*Task objective*. Where a line in the listing contains the string "icon", copy that line out.

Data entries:
+===+
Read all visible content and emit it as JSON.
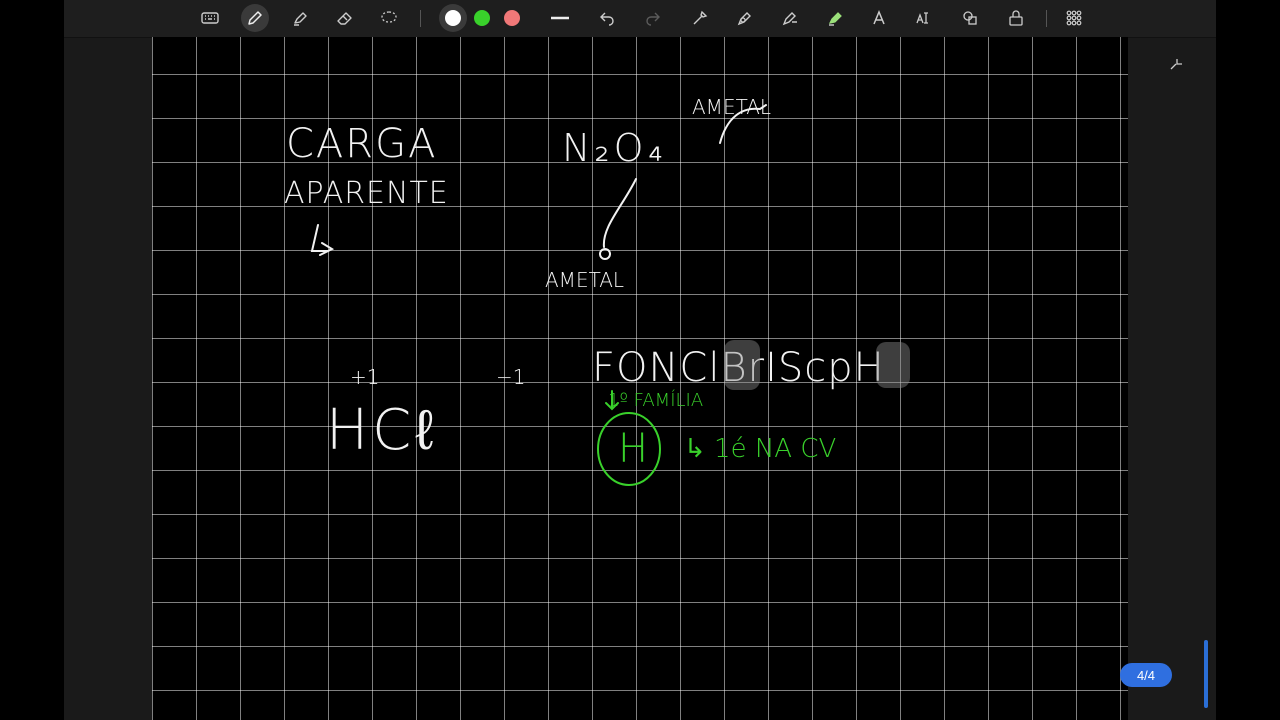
{
  "toolbar": {
    "tools": [
      {
        "icon": "keyboard-icon"
      },
      {
        "icon": "pen-icon",
        "active": true
      },
      {
        "icon": "highlighter-icon"
      },
      {
        "icon": "eraser-icon"
      },
      {
        "icon": "lasso-icon"
      }
    ],
    "colors": [
      "#ffffff",
      "#39d12b",
      "#f07878"
    ],
    "selected_color": "#ffffff"
  },
  "page": {
    "indicator": "4/4"
  },
  "notes": {
    "carga": "CARGA",
    "aparente": "APARENTE",
    "n2o4": "N₂O₄",
    "ametal_top": "AMETAL",
    "ametal_bottom": "AMETAL",
    "hcl": "HCℓ",
    "charge_pos": "+1",
    "charge_neg": "−1",
    "fonclbrscph": "FONClBrIScpH",
    "familia": "1º FAMÍLIA",
    "h": "H",
    "ena_cv": "↳ 1é NA CV"
  }
}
+===+
*Answer to the exercise*.
        "icon": "keyboard-icon"
        "icon": "pen-icon",
        "icon": "highlighter-icon"
        "icon": "eraser-icon"
        "icon": "lasso-icon"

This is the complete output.